··· DATA ROWS

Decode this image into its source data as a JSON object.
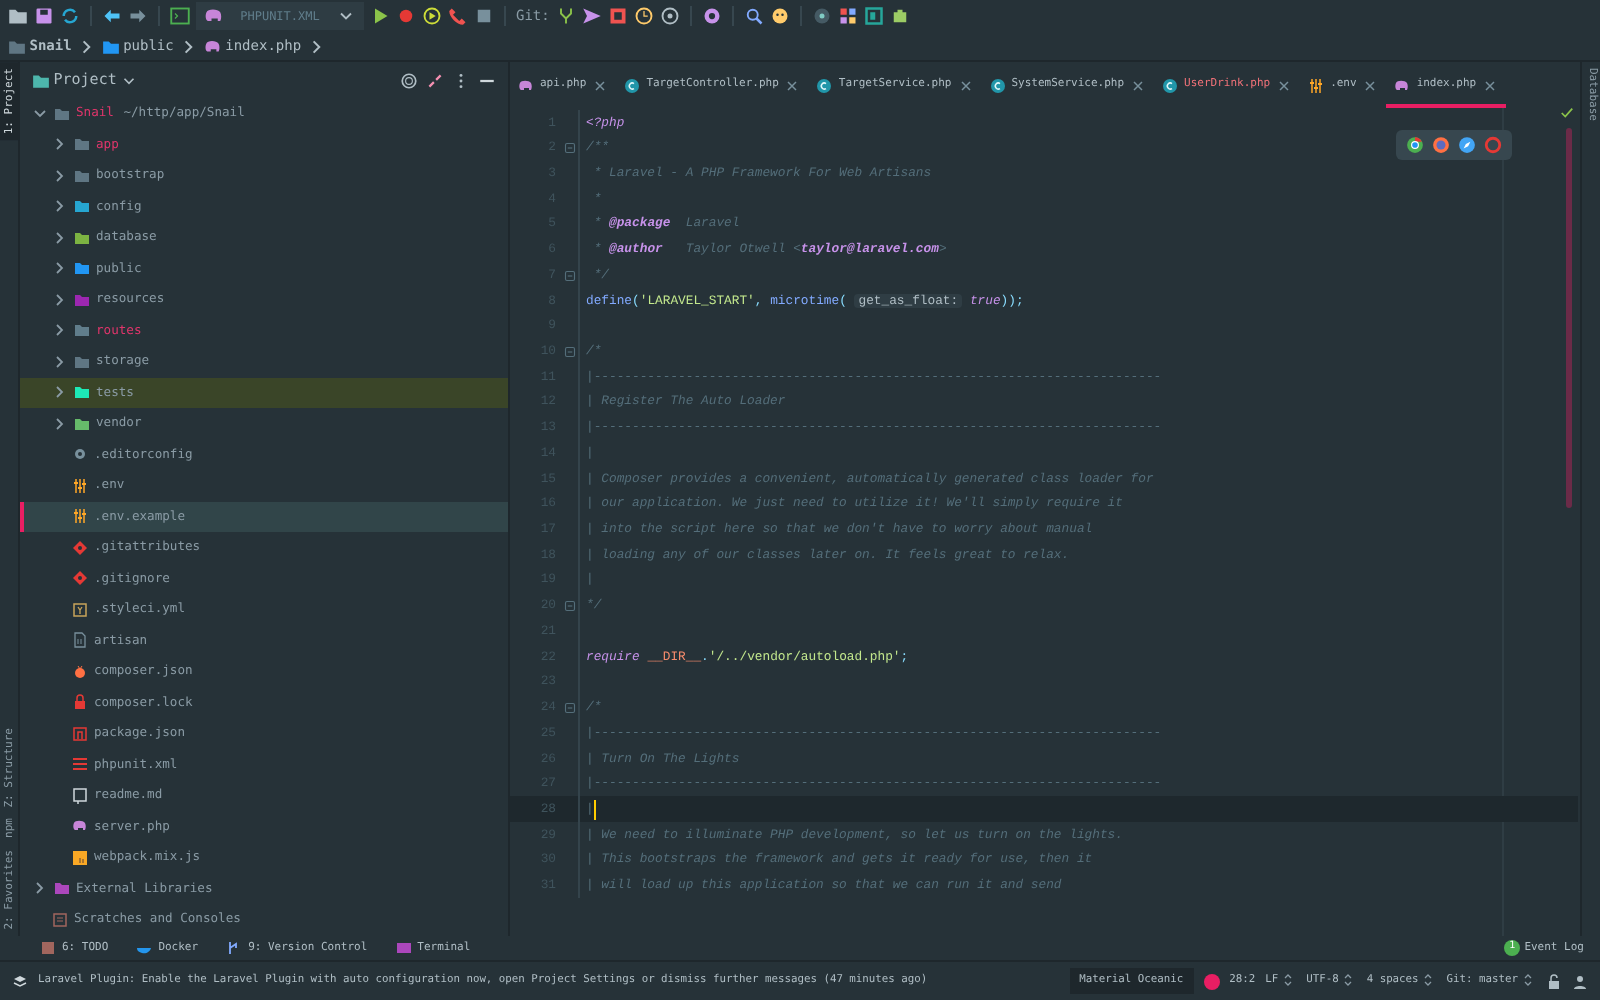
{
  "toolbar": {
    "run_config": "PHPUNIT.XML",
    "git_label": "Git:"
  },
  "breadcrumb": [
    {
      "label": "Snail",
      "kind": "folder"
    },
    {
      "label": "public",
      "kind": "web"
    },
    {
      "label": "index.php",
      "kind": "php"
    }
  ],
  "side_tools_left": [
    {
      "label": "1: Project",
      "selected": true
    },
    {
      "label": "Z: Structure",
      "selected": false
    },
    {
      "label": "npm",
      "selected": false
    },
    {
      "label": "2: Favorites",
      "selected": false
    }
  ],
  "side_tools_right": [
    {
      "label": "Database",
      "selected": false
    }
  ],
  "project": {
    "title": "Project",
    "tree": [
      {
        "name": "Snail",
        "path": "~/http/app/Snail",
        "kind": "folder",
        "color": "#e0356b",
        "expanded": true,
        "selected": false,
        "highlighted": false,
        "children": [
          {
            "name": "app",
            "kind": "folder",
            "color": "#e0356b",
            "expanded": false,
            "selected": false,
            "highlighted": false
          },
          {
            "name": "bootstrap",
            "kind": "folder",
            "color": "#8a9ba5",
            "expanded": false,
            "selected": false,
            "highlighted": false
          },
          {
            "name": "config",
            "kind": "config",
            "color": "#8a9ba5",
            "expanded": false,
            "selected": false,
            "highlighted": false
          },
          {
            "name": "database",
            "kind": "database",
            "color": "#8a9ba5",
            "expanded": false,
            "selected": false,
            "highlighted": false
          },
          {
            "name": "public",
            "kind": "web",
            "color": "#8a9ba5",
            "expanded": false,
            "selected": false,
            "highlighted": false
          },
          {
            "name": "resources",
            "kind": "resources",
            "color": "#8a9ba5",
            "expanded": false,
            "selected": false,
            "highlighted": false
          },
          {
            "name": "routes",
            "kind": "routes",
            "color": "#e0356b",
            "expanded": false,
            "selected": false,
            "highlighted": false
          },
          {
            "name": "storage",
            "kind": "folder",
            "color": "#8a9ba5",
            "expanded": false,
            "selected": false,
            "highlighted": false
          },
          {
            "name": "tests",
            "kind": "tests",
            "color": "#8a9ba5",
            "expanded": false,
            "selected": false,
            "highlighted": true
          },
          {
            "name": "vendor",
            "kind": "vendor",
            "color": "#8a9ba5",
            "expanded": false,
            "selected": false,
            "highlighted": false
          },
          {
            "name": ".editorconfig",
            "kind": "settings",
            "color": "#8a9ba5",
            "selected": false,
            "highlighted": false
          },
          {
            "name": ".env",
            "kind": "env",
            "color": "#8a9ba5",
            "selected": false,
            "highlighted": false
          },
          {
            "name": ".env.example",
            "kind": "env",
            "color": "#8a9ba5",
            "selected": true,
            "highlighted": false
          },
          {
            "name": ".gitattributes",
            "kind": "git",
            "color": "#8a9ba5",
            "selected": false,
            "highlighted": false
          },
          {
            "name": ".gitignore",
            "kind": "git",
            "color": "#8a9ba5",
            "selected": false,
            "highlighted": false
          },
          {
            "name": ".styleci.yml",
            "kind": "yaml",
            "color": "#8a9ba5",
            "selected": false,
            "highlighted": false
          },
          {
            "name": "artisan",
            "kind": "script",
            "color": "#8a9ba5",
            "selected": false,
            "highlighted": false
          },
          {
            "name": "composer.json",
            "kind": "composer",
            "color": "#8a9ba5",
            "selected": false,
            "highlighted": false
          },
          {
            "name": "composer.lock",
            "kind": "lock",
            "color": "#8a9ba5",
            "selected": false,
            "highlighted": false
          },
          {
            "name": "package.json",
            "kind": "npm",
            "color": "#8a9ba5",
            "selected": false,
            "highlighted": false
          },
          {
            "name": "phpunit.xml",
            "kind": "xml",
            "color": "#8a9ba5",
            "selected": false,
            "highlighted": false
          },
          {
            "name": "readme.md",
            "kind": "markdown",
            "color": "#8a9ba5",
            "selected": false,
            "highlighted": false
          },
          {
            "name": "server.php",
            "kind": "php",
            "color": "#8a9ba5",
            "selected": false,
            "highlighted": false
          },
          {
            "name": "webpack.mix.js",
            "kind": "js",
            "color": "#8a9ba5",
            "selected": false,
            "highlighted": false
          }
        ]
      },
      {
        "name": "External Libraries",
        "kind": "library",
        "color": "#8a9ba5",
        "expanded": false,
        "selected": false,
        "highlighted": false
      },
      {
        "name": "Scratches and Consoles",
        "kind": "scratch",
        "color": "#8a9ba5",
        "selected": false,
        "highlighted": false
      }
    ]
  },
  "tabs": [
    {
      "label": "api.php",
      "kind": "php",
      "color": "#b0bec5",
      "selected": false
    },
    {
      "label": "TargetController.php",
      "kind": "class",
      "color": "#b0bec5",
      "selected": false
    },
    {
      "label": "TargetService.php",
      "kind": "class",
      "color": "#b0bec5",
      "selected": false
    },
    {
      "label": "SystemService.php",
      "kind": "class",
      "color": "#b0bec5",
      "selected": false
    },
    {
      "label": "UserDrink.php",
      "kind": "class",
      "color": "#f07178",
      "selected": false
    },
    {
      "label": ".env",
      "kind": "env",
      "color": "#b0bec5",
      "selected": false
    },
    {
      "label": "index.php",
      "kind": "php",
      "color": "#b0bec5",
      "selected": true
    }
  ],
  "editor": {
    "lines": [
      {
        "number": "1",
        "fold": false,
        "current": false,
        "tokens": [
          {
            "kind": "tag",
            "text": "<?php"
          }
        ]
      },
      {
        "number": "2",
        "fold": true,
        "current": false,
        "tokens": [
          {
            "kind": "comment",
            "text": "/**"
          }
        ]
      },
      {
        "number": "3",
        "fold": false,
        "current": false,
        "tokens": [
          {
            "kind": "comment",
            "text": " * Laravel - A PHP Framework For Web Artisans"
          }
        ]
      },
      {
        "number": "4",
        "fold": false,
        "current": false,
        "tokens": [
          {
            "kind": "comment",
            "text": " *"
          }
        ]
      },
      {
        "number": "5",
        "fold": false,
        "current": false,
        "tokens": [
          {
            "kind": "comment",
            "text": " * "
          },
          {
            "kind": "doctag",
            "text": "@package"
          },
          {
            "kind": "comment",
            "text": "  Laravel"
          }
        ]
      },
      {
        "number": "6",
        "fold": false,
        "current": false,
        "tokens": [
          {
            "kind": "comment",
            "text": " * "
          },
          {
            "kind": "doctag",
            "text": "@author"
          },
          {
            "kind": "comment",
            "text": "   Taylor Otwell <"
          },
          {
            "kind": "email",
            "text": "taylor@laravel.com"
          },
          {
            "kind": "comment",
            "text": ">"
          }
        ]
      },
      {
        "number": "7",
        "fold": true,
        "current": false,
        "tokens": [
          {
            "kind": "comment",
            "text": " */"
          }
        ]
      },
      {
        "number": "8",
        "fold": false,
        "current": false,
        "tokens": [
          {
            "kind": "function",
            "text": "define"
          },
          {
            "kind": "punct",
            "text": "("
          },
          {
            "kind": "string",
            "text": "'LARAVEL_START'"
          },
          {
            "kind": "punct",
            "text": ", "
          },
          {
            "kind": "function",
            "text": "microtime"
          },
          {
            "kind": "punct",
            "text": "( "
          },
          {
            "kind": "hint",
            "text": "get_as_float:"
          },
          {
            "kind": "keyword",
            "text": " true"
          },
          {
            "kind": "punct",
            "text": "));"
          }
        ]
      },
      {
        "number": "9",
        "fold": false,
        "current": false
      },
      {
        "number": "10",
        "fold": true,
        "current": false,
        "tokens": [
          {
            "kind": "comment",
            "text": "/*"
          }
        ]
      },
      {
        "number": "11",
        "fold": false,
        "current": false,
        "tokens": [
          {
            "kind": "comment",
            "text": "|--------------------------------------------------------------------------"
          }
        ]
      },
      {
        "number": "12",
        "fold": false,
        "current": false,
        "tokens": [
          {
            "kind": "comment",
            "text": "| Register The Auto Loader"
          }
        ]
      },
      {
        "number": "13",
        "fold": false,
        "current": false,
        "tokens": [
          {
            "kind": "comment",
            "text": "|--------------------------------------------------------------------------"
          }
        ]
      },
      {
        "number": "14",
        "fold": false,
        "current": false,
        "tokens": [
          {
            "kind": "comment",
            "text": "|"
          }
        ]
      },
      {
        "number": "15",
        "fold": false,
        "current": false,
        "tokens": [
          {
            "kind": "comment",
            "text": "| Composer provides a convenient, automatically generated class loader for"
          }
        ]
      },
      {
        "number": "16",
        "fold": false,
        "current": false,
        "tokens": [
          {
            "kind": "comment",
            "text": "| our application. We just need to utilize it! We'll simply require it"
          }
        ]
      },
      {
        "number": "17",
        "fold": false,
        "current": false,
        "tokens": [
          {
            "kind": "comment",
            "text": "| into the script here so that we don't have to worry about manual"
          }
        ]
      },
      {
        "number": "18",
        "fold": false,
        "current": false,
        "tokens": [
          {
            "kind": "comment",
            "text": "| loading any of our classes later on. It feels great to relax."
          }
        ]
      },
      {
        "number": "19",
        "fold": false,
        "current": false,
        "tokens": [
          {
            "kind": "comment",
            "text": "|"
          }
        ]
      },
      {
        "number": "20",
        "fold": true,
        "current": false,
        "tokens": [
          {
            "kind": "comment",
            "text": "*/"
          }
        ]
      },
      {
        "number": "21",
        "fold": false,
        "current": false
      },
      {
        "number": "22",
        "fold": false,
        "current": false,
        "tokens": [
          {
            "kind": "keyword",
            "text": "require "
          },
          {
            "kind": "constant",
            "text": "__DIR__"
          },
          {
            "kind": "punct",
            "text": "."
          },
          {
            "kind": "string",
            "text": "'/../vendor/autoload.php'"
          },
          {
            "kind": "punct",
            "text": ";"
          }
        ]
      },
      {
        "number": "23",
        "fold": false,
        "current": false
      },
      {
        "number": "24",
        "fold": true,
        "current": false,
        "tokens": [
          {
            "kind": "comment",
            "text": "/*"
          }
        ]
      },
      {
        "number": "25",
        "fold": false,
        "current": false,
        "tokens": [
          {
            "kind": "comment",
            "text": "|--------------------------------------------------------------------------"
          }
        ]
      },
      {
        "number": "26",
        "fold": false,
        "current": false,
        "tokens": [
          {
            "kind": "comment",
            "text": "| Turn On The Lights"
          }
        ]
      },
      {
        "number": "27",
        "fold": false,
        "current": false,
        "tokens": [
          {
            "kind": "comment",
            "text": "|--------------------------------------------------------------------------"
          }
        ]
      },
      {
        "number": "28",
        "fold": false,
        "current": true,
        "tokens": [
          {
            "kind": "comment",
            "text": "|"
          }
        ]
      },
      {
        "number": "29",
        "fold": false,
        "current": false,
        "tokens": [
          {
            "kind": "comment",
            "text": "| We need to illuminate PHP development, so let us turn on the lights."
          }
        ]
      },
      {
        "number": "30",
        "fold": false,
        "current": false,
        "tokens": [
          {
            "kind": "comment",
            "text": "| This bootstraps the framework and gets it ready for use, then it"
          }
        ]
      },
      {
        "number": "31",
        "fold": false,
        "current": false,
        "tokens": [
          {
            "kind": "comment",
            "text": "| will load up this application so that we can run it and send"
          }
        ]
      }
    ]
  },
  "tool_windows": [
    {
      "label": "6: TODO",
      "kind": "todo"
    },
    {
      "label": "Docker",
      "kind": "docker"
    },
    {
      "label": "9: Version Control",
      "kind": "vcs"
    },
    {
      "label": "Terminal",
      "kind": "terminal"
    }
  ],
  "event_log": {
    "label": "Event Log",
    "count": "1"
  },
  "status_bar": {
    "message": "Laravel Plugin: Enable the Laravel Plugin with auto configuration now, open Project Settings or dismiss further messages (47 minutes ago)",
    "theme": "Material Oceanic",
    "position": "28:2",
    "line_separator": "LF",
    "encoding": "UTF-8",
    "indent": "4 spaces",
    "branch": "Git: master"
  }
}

······

GIVEN PROBLEM >>
Scan the entries above and work out how many lines include the word "vendor"; the reply is that number alone.

RESPONSE TO THE EXERCISE >>
3